■ Direction A: Render every line of the records as a JSON list of strings, one string per line and no blank lines, leaving out the picture placeholders.

■ Document:
I do want to pause a moment to assess my progress and chance of success with the new information I have gathered from reaching a milestone in cloning 5/6 drives. I'm about to invest in another 20TB drive to backup my images, so I want reassess my odds at this point. Better yet, if there is any additional tools that I can run to gather more data to assess my success rate, now would be the best time to do them.

StephenB wrote:
I've helped quite a few people deal with failed volumes over the years. Honestly your odds of success aren't good.
What do you think StephenB...Have my odds gone up now?

Thank you!
StephenB
Guru - Experienced User
Apr 03, 2024
halbertn wrote:

What do you think StephenB...Have my odds gone up now?

If the 5 successful clones only lost one block on disk 5, then the odds have gone up.

Whether that missing block is a real issue or not depends on what sector it is. If it's free space, then it would have no effect whatsoever.

One thing to consider is that after the dust settles you could use the 2x20TB drives in the RN316, giving you 20 TB of RAID-1 storage.
Sandshark
Sensei
Apr 04, 2024
You can always make another image of the 4 healthy drives, so backing up those images only saves you time in case you need to start over.
StephenB
Guru - Experienced User
Apr 04, 2024
Sandshark wrote:

You can always make another image of the 4 healthy drives, so backing up those images only saves you time in case you need to start over.

FWIW, it's not clear how healthy they are, given that several failed the self test (per the logs).

That said, I agree that disk 5 is the most important one to backup up, so if there is enough storage on the PC for that image, halbertn could skip the others.

Though 2x20TB is a reasonable way to start over on the NAS, and halbertn likely will also need storage for offload the files.
halbertn
Aspirant
Apr 05, 2024
StephenB wrote:
Sandshark wrote:
You can always make another image of the 4 healthy drives, so backing up those images only saves you time in case you need to start over.
FWIW, it's not clear how healthy they are, given that several failed the self test (per the logs).

That said, I agree that disk 5 is the most important one to backup up, so if there is enough storage on the PC for that image, halbertn could skip the others.
Since my plan is to use VirtualBox to run the ReadyNAS OS VM, I will need the extra hard drive storage so that I can covert each .img into the .vdi and store them. Unfortunately VirtualBox only supports .vdi

Though 2x20TB is a reasonable way to start over on the NAS, and halbertn likely will also need storage for offload the files.

Yes, I like this idea. I've already ordered my second drive.

■ Direction B: Carry on the forum thread about cloning the failed NAS drives from the point where it stops.

■ Data supplied:
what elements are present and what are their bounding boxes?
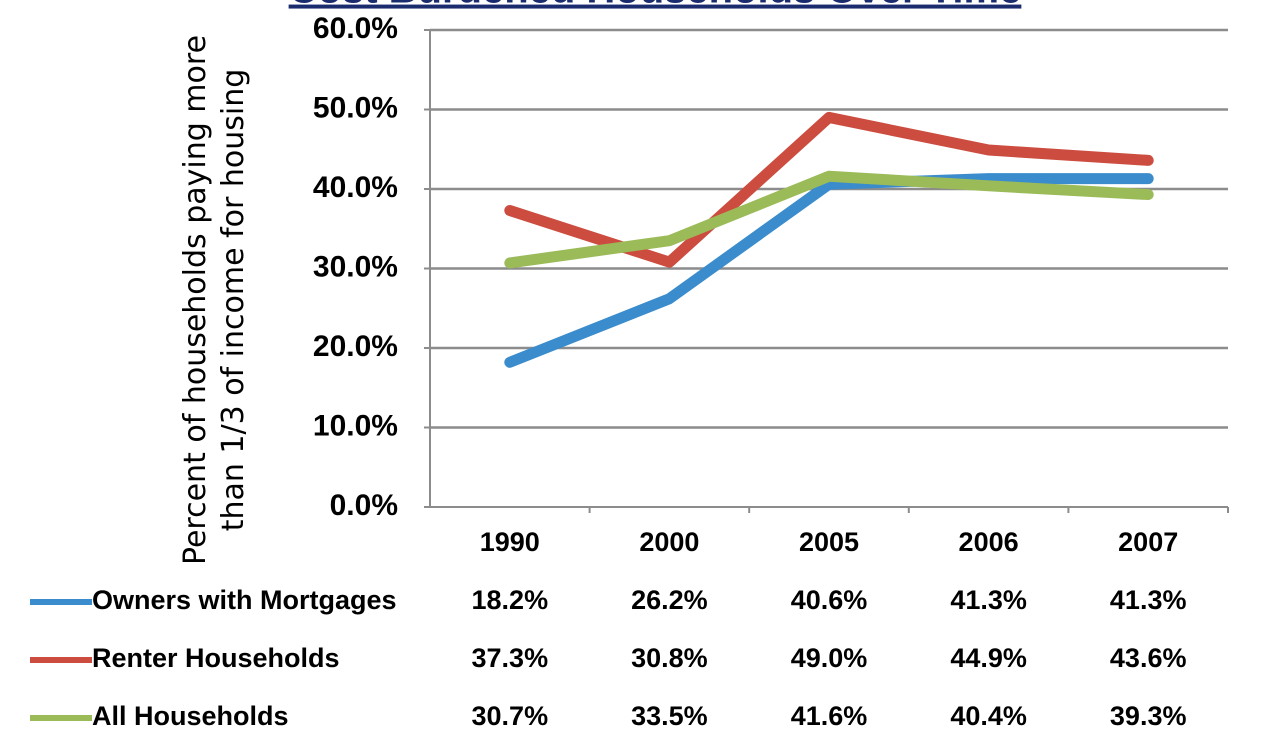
data-label: 40.4% [950, 701, 1027, 731]
x-tick-label: 2007 [1118, 527, 1178, 557]
data-label: 49.0% [791, 643, 868, 673]
data-label: 33.5% [631, 701, 708, 731]
x-tick-label: 2000 [639, 527, 699, 557]
data-label: 30.7% [472, 701, 549, 731]
data-label: 41.3% [1110, 585, 1187, 615]
line [504, 173, 1154, 368]
line [504, 170, 1154, 269]
x-tick-label: 2006 [959, 527, 1019, 557]
data-label: 44.9% [950, 643, 1027, 673]
legend-label: Owners with Mortgages [92, 585, 397, 615]
x-tick-label: 1990 [480, 527, 540, 557]
legend-label: Renter Households [92, 643, 340, 673]
y-tick-label: 0.0% [330, 489, 398, 522]
y-tick-label: 30.0% [313, 250, 398, 283]
data-label: 41.6% [791, 701, 868, 731]
y-tick-label: 50.0% [313, 91, 398, 124]
data-label: 37.3% [472, 643, 549, 673]
data-label: 26.2% [631, 585, 708, 615]
data-label: 18.2% [472, 585, 549, 615]
data-label: 40.6% [791, 585, 868, 615]
data-label: 41.3% [950, 585, 1027, 615]
data-label: 30.8% [631, 643, 708, 673]
data-label: 43.6% [1110, 643, 1187, 673]
y-tick-label: 40.0% [313, 171, 398, 204]
legend-label: All Households [92, 701, 289, 731]
data-label: 39.3% [1110, 701, 1187, 731]
chart-title: Cost Burdened Households Over Time [289, 0, 1022, 12]
y-tick-label: 10.0% [313, 409, 398, 442]
y-tick-label: 60.0% [313, 12, 398, 45]
x-tick-label: 2005 [799, 527, 859, 557]
y-tick-label: 20.0% [313, 330, 398, 363]
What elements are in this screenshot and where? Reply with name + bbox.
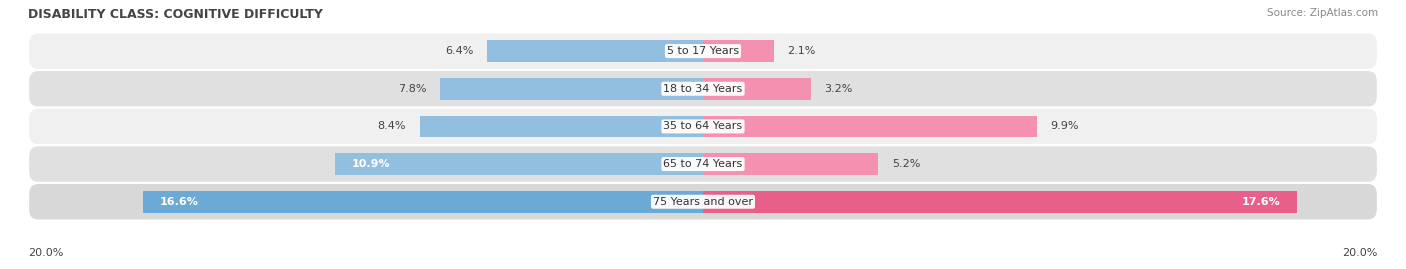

■ Task output A:
[
  "what elements are present and what are their bounding boxes?",
  "data-label: 40.4% [950, 701, 1027, 731]",
  "x-tick-label: 2007 [1118, 527, 1178, 557]",
  "data-label: 49.0% [791, 643, 868, 673]",
  "data-label: 33.5% [631, 701, 708, 731]",
  "x-tick-label: 2000 [639, 527, 699, 557]",
  "data-label: 30.7% [472, 701, 549, 731]",
  "data-label: 41.3% [1110, 585, 1187, 615]",
  "line [504, 173, 1154, 368]",
  "line [504, 170, 1154, 269]",
  "x-tick-label: 2006 [959, 527, 1019, 557]",
  "data-label: 44.9% [950, 643, 1027, 673]",
  "legend-label: Owners with Mortgages [92, 585, 397, 615]",
  "x-tick-label: 1990 [480, 527, 540, 557]",
  "legend-label: Renter Households [92, 643, 340, 673]",
  "y-tick-label: 0.0% [330, 489, 398, 522]",
  "y-tick-label: 30.0% [313, 250, 398, 283]",
  "data-label: 41.6% [791, 701, 868, 731]",
  "y-tick-label: 50.0% [313, 91, 398, 124]",
  "data-label: 37.3% [472, 643, 549, 673]",
  "data-label: 26.2% [631, 585, 708, 615]",
  "data-label: 18.2% [472, 585, 549, 615]",
  "data-label: 40.6% [791, 585, 868, 615]",
  "data-label: 41.3% [950, 585, 1027, 615]",
  "data-label: 30.8% [631, 643, 708, 673]",
  "data-label: 43.6% [1110, 643, 1187, 673]",
  "y-tick-label: 40.0% [313, 171, 398, 204]",
  "legend-label: All Households [92, 701, 289, 731]",
  "data-label: 39.3% [1110, 701, 1187, 731]",
  "chart-title: Cost Burdened Households Over Time [289, 0, 1022, 12]",
  "y-tick-label: 10.0% [313, 409, 398, 442]",
  "y-tick-label: 60.0% [313, 12, 398, 45]",
  "x-tick-label: 2005 [799, 527, 859, 557]",
  "y-tick-label: 20.0% [313, 330, 398, 363]",
  "What elements are in this screenshot and where? Reply with name + bbox."
]

■ Task output B:
halbertn
Aspirant
Apr 07, 2024
StephenB Sandshark
I finished converting all my img to .vdi so that I could mount them using virtualbox. I assigned each drive as follows:

ReadyNasVM.vdk - SATA port 0
Disk1.vid - SATA port 1
Disk2.vdi - SATA port 2
Disk4.vid - SATA port 4
Disk5.vdi - SATA port 5
Disk6.vdi - SATA port 6

I intentionally skip SATA port3 as that should be the slot at which disk3 went in, but my disk3 clone was bad, so I'm ignoring that slot for now.

I boot up the VM in VirtualBox. However, my Raid5 volume is not recognized. I have an error stating "Remove inactive volumes to use the disk. Disk #1, 2, 4, 5, 6". I also have two data volumes, both which are inactive.

I'm including a screenshot below my post. I also have a zip of the latest logs, but I can't attach zips to this post. If you can point me to which log you'd like to review, I can include that in my next post.

Any ideas on what went wrong? Or am I missing a step to rebuild the raid array (I assumed it would ReadyNAS would to it automatically on boot).
StephenB
Guru - Experienced User
Apr 07, 2024
halbertn wrote:

I'm including a screenshot below my post. I also have a zip of the latest logs, but I can't attach zips to this post. If you can point me to which log you'd like to review, I can include that in my next post.

Likely the volume is out of sync.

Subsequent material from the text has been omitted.